TASK DATA -
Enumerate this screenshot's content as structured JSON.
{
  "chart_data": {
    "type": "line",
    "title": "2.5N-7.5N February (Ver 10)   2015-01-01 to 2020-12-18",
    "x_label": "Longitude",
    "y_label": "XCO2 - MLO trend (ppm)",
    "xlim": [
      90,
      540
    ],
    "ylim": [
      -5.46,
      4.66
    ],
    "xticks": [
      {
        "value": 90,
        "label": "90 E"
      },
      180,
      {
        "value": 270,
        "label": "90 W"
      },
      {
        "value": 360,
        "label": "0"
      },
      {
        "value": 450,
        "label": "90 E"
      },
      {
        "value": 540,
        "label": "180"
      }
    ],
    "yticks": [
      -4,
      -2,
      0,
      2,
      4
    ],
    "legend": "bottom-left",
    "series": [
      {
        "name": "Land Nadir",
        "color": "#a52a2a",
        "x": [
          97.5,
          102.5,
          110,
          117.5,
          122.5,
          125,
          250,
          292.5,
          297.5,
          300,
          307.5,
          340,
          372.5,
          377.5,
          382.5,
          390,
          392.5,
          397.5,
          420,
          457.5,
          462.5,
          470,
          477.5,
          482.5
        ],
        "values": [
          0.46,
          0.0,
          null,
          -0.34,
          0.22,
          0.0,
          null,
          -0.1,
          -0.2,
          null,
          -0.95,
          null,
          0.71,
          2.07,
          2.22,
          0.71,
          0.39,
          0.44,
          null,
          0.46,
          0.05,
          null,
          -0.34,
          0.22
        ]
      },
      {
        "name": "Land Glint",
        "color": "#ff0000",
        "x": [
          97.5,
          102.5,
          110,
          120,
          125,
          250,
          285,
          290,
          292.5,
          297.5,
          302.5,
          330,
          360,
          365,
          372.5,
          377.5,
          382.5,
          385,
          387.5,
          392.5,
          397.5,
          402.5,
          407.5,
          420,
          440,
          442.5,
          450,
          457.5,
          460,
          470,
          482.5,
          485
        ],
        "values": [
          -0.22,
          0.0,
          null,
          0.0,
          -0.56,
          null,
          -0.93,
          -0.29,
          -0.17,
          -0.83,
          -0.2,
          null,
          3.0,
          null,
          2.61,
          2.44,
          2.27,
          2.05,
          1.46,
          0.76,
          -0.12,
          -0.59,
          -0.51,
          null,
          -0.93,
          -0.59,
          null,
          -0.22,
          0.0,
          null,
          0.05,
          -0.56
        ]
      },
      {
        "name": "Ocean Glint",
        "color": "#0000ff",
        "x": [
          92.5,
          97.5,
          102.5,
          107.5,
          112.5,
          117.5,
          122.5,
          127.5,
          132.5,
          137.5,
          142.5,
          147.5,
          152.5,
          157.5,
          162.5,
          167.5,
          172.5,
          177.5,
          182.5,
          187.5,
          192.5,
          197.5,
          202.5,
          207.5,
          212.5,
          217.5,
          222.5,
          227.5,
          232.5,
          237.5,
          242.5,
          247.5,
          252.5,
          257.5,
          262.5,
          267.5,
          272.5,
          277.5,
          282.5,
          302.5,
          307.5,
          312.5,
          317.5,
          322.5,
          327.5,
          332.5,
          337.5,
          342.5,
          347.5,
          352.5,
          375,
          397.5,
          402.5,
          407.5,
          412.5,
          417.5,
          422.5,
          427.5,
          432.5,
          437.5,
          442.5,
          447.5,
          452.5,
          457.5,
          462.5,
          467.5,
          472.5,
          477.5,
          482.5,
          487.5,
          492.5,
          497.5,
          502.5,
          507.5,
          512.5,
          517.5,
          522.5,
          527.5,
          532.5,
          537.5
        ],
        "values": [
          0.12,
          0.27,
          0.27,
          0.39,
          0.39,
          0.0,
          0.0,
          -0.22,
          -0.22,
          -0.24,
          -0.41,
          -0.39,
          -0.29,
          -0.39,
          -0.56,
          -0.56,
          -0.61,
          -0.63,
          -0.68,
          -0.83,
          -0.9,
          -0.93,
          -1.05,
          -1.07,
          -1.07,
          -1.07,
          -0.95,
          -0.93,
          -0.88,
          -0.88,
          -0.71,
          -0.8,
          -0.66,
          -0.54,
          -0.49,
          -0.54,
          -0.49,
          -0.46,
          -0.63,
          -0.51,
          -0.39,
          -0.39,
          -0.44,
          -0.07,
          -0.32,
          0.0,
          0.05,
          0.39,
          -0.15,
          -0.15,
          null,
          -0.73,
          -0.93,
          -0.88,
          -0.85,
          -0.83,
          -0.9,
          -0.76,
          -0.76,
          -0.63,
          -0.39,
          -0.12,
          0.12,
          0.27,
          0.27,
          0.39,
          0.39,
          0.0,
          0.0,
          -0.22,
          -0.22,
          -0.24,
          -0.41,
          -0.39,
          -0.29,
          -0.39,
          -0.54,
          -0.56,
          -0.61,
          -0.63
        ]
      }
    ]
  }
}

WHAT YOU HAVE TO DO - Extract the full listing above without alteration.

WRITTEN SOLUTION -
Enumerate this screenshot's content as structured JSON.
{
  "chart_data": {
    "type": "line",
    "title": "2.5N-7.5N February (Ver 10)   2015-01-01 to 2020-12-18",
    "x_label": "Longitude",
    "y_label": "XCO2 - MLO trend (ppm)",
    "xlim": [
      90,
      540
    ],
    "ylim": [
      -5.46,
      4.66
    ],
    "xticks": [
      {
        "value": 90,
        "label": "90 E"
      },
      180,
      {
        "value": 270,
        "label": "90 W"
      },
      {
        "value": 360,
        "label": "0"
      },
      {
        "value": 450,
        "label": "90 E"
      },
      {
        "value": 540,
        "label": "180"
      }
    ],
    "yticks": [
      -4,
      -2,
      0,
      2,
      4
    ],
    "legend": "bottom-left",
    "series": [
      {
        "name": "Land Nadir",
        "color": "#a52a2a",
        "x": [
          97.5,
          102.5,
          110,
          117.5,
          122.5,
          125,
          250,
          292.5,
          297.5,
          300,
          307.5,
          340,
          372.5,
          377.5,
          382.5,
          390,
          392.5,
          397.5,
          420,
          457.5,
          462.5,
          470,
          477.5,
          482.5
        ],
        "values": [
          0.46,
          0.0,
          null,
          -0.34,
          0.22,
          0.0,
          null,
          -0.1,
          -0.2,
          null,
          -0.95,
          null,
          0.71,
          2.07,
          2.22,
          0.71,
          0.39,
          0.44,
          null,
          0.46,
          0.05,
          null,
          -0.34,
          0.22
        ]
      },
      {
        "name": "Land Glint",
        "color": "#ff0000",
        "x": [
          97.5,
          102.5,
          110,
          120,
          125,
          250,
          285,
          290,
          292.5,
          297.5,
          302.5,
          330,
          360,
          365,
          372.5,
          377.5,
          382.5,
          385,
          387.5,
          392.5,
          397.5,
          402.5,
          407.5,
          420,
          440,
          442.5,
          450,
          457.5,
          460,
          470,
          482.5,
          485
        ],
        "values": [
          -0.22,
          0.0,
          null,
          0.0,
          -0.56,
          null,
          -0.93,
          -0.29,
          -0.17,
          -0.83,
          -0.2,
          null,
          3.0,
          null,
          2.61,
          2.44,
          2.27,
          2.05,
          1.46,
          0.76,
          -0.12,
          -0.59,
          -0.51,
          null,
          -0.93,
          -0.59,
          null,
          -0.22,
          0.0,
          null,
          0.05,
          -0.56
        ]
      },
      {
        "name": "Ocean Glint",
        "color": "#0000ff",
        "x": [
          92.5,
          97.5,
          102.5,
          107.5,
          112.5,
          117.5,
          122.5,
          127.5,
          132.5,
          137.5,
          142.5,
          147.5,
          152.5,
          157.5,
          162.5,
          167.5,
          172.5,
          177.5,
          182.5,
          187.5,
          192.5,
          197.5,
          202.5,
          207.5,
          212.5,
          217.5,
          222.5,
          227.5,
          232.5,
          237.5,
          242.5,
          247.5,
          252.5,
          257.5,
          262.5,
          267.5,
          272.5,
          277.5,
          282.5,
          302.5,
          307.5,
          312.5,
          317.5,
          322.5,
          327.5,
          332.5,
          337.5,
          342.5,
          347.5,
          352.5,
          375,
          397.5,
          402.5,
          407.5,
          412.5,
          417.5,
          422.5,
          427.5,
          432.5,
          437.5,
          442.5,
          447.5,
          452.5,
          457.5,
          462.5,
          467.5,
          472.5,
          477.5,
          482.5,
          487.5,
          492.5,
          497.5,
          502.5,
          507.5,
          512.5,
          517.5,
          522.5,
          527.5,
          532.5,
          537.5
        ],
        "values": [
          0.12,
          0.27,
          0.27,
          0.39,
          0.39,
          0.0,
          0.0,
          -0.22,
          -0.22,
          -0.24,
          -0.41,
          -0.39,
          -0.29,
          -0.39,
          -0.56,
          -0.56,
          -0.61,
          -0.63,
          -0.68,
          -0.83,
          -0.9,
          -0.93,
          -1.05,
          -1.07,
          -1.07,
          -1.07,
          -0.95,
          -0.93,
          -0.88,
          -0.88,
          -0.71,
          -0.8,
          -0.66,
          -0.54,
          -0.49,
          -0.54,
          -0.49,
          -0.46,
          -0.63,
          -0.51,
          -0.39,
          -0.39,
          -0.44,
          -0.07,
          -0.32,
          0.0,
          0.05,
          0.39,
          -0.15,
          -0.15,
          null,
          -0.73,
          -0.93,
          -0.88,
          -0.85,
          -0.83,
          -0.9,
          -0.76,
          -0.76,
          -0.63,
          -0.39,
          -0.12,
          0.12,
          0.27,
          0.27,
          0.39,
          0.39,
          0.0,
          0.0,
          -0.22,
          -0.22,
          -0.24,
          -0.41,
          -0.39,
          -0.29,
          -0.39,
          -0.54,
          -0.56,
          -0.61,
          -0.63
        ]
      }
    ]
  }
}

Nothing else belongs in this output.